━━━━━ Provided information ━━━━━

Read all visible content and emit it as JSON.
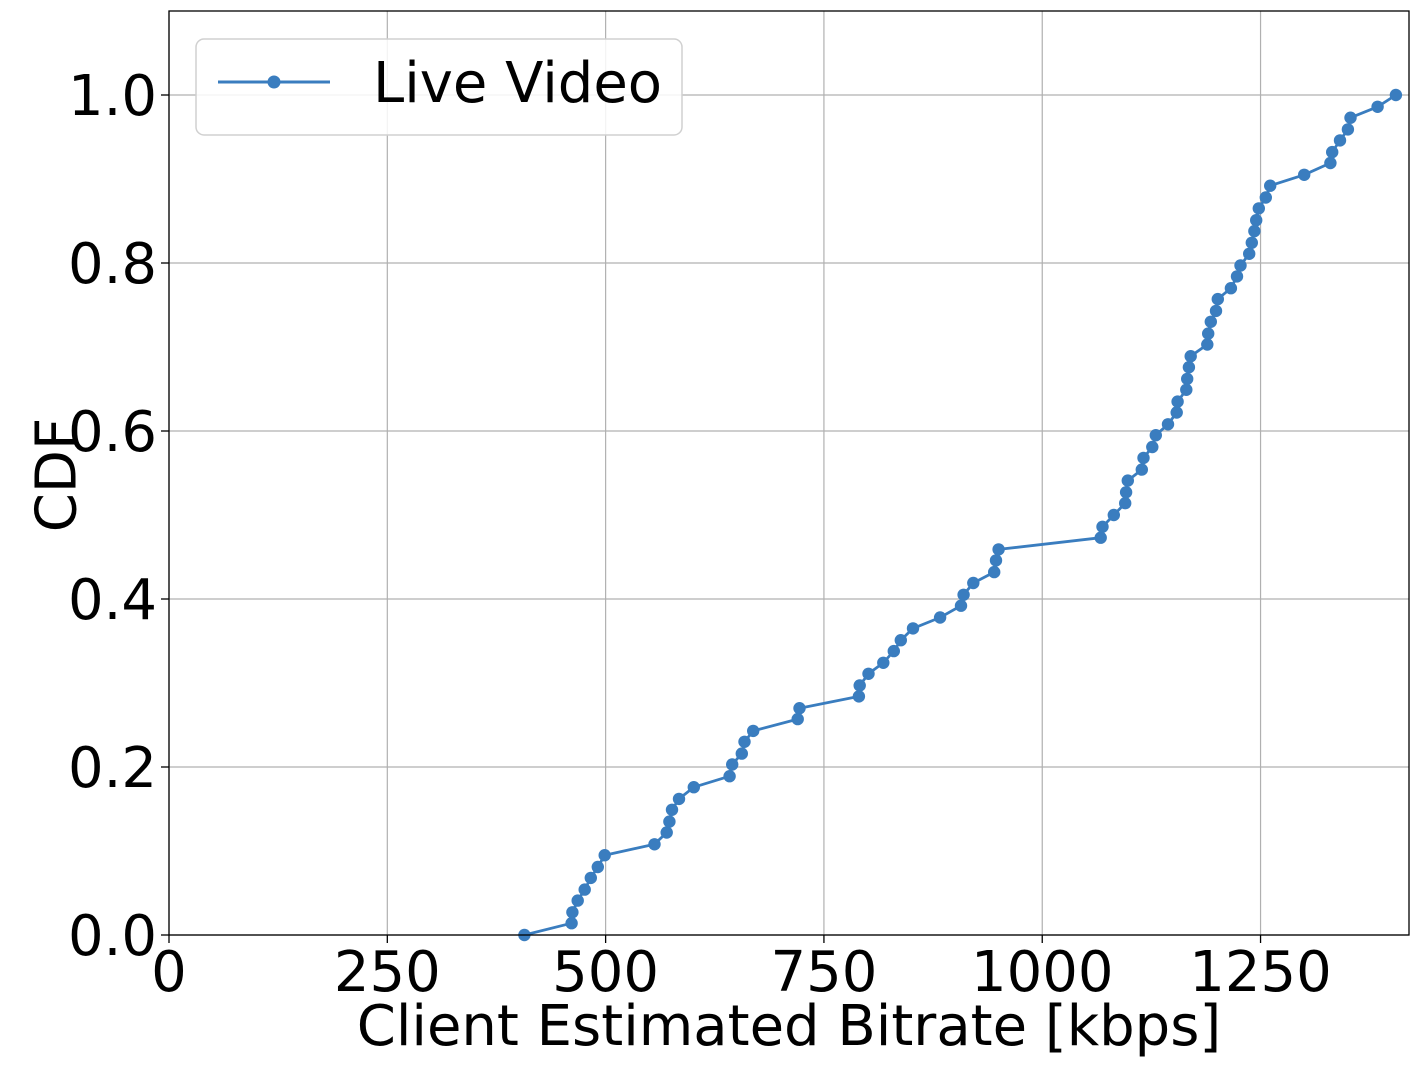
{
  "chart_data": {
    "type": "line",
    "xlabel": "Client Estimated Bitrate [kbps]",
    "ylabel": "CDF",
    "xlim": [
      0,
      1420
    ],
    "ylim": [
      0,
      1.1
    ],
    "xticks": [
      0,
      250,
      500,
      750,
      1000,
      1250
    ],
    "yticks": [
      0.0,
      0.2,
      0.4,
      0.6,
      0.8,
      1.0
    ],
    "xtick_labels": [
      "0",
      "250",
      "500",
      "750",
      "1000",
      "1250"
    ],
    "ytick_labels": [
      "0.0",
      "0.2",
      "0.4",
      "0.6",
      "0.8",
      "1.0"
    ],
    "grid": true,
    "legend_position": "upper-left",
    "series": [
      {
        "name": "Live Video",
        "color": "#3a7dbf",
        "marker": "circle",
        "points": [
          [
            407,
            0.0
          ],
          [
            461,
            0.014
          ],
          [
            462,
            0.027
          ],
          [
            468,
            0.041
          ],
          [
            476,
            0.054
          ],
          [
            483,
            0.068
          ],
          [
            491,
            0.081
          ],
          [
            499,
            0.095
          ],
          [
            556,
            0.108
          ],
          [
            570,
            0.122
          ],
          [
            573,
            0.135
          ],
          [
            576,
            0.149
          ],
          [
            584,
            0.162
          ],
          [
            601,
            0.176
          ],
          [
            642,
            0.189
          ],
          [
            645,
            0.203
          ],
          [
            656,
            0.216
          ],
          [
            659,
            0.23
          ],
          [
            669,
            0.243
          ],
          [
            720,
            0.257
          ],
          [
            722,
            0.27
          ],
          [
            790,
            0.284
          ],
          [
            791,
            0.297
          ],
          [
            801,
            0.311
          ],
          [
            818,
            0.324
          ],
          [
            830,
            0.338
          ],
          [
            838,
            0.351
          ],
          [
            852,
            0.365
          ],
          [
            883,
            0.378
          ],
          [
            907,
            0.392
          ],
          [
            910,
            0.405
          ],
          [
            921,
            0.419
          ],
          [
            945,
            0.432
          ],
          [
            947,
            0.446
          ],
          [
            950,
            0.459
          ],
          [
            1067,
            0.473
          ],
          [
            1069,
            0.486
          ],
          [
            1082,
            0.5
          ],
          [
            1095,
            0.514
          ],
          [
            1096,
            0.527
          ],
          [
            1098,
            0.541
          ],
          [
            1114,
            0.554
          ],
          [
            1116,
            0.568
          ],
          [
            1126,
            0.581
          ],
          [
            1130,
            0.595
          ],
          [
            1144,
            0.608
          ],
          [
            1154,
            0.622
          ],
          [
            1155,
            0.635
          ],
          [
            1165,
            0.649
          ],
          [
            1166,
            0.662
          ],
          [
            1168,
            0.676
          ],
          [
            1170,
            0.689
          ],
          [
            1189,
            0.703
          ],
          [
            1190,
            0.716
          ],
          [
            1193,
            0.73
          ],
          [
            1199,
            0.743
          ],
          [
            1201,
            0.757
          ],
          [
            1216,
            0.77
          ],
          [
            1223,
            0.784
          ],
          [
            1227,
            0.797
          ],
          [
            1237,
            0.811
          ],
          [
            1240,
            0.824
          ],
          [
            1243,
            0.838
          ],
          [
            1245,
            0.851
          ],
          [
            1248,
            0.865
          ],
          [
            1256,
            0.878
          ],
          [
            1261,
            0.892
          ],
          [
            1300,
            0.905
          ],
          [
            1330,
            0.919
          ],
          [
            1332,
            0.932
          ],
          [
            1341,
            0.946
          ],
          [
            1350,
            0.959
          ],
          [
            1353,
            0.973
          ],
          [
            1384,
            0.986
          ],
          [
            1405,
            1.0
          ]
        ]
      }
    ]
  }
}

━━━━━

> [What you are asked to do] Every entry above should be duplicated exactly. Do not include the images.

> [Response]
Read all visible content and emit it as JSON.
{
  "chart_data": {
    "type": "line",
    "xlabel": "Client Estimated Bitrate [kbps]",
    "ylabel": "CDF",
    "xlim": [
      0,
      1420
    ],
    "ylim": [
      0,
      1.1
    ],
    "xticks": [
      0,
      250,
      500,
      750,
      1000,
      1250
    ],
    "yticks": [
      0.0,
      0.2,
      0.4,
      0.6,
      0.8,
      1.0
    ],
    "xtick_labels": [
      "0",
      "250",
      "500",
      "750",
      "1000",
      "1250"
    ],
    "ytick_labels": [
      "0.0",
      "0.2",
      "0.4",
      "0.6",
      "0.8",
      "1.0"
    ],
    "grid": true,
    "legend_position": "upper-left",
    "series": [
      {
        "name": "Live Video",
        "color": "#3a7dbf",
        "marker": "circle",
        "points": [
          [
            407,
            0.0
          ],
          [
            461,
            0.014
          ],
          [
            462,
            0.027
          ],
          [
            468,
            0.041
          ],
          [
            476,
            0.054
          ],
          [
            483,
            0.068
          ],
          [
            491,
            0.081
          ],
          [
            499,
            0.095
          ],
          [
            556,
            0.108
          ],
          [
            570,
            0.122
          ],
          [
            573,
            0.135
          ],
          [
            576,
            0.149
          ],
          [
            584,
            0.162
          ],
          [
            601,
            0.176
          ],
          [
            642,
            0.189
          ],
          [
            645,
            0.203
          ],
          [
            656,
            0.216
          ],
          [
            659,
            0.23
          ],
          [
            669,
            0.243
          ],
          [
            720,
            0.257
          ],
          [
            722,
            0.27
          ],
          [
            790,
            0.284
          ],
          [
            791,
            0.297
          ],
          [
            801,
            0.311
          ],
          [
            818,
            0.324
          ],
          [
            830,
            0.338
          ],
          [
            838,
            0.351
          ],
          [
            852,
            0.365
          ],
          [
            883,
            0.378
          ],
          [
            907,
            0.392
          ],
          [
            910,
            0.405
          ],
          [
            921,
            0.419
          ],
          [
            945,
            0.432
          ],
          [
            947,
            0.446
          ],
          [
            950,
            0.459
          ],
          [
            1067,
            0.473
          ],
          [
            1069,
            0.486
          ],
          [
            1082,
            0.5
          ],
          [
            1095,
            0.514
          ],
          [
            1096,
            0.527
          ],
          [
            1098,
            0.541
          ],
          [
            1114,
            0.554
          ],
          [
            1116,
            0.568
          ],
          [
            1126,
            0.581
          ],
          [
            1130,
            0.595
          ],
          [
            1144,
            0.608
          ],
          [
            1154,
            0.622
          ],
          [
            1155,
            0.635
          ],
          [
            1165,
            0.649
          ],
          [
            1166,
            0.662
          ],
          [
            1168,
            0.676
          ],
          [
            1170,
            0.689
          ],
          [
            1189,
            0.703
          ],
          [
            1190,
            0.716
          ],
          [
            1193,
            0.73
          ],
          [
            1199,
            0.743
          ],
          [
            1201,
            0.757
          ],
          [
            1216,
            0.77
          ],
          [
            1223,
            0.784
          ],
          [
            1227,
            0.797
          ],
          [
            1237,
            0.811
          ],
          [
            1240,
            0.824
          ],
          [
            1243,
            0.838
          ],
          [
            1245,
            0.851
          ],
          [
            1248,
            0.865
          ],
          [
            1256,
            0.878
          ],
          [
            1261,
            0.892
          ],
          [
            1300,
            0.905
          ],
          [
            1330,
            0.919
          ],
          [
            1332,
            0.932
          ],
          [
            1341,
            0.946
          ],
          [
            1350,
            0.959
          ],
          [
            1353,
            0.973
          ],
          [
            1384,
            0.986
          ],
          [
            1405,
            1.0
          ]
        ]
      }
    ]
  }
}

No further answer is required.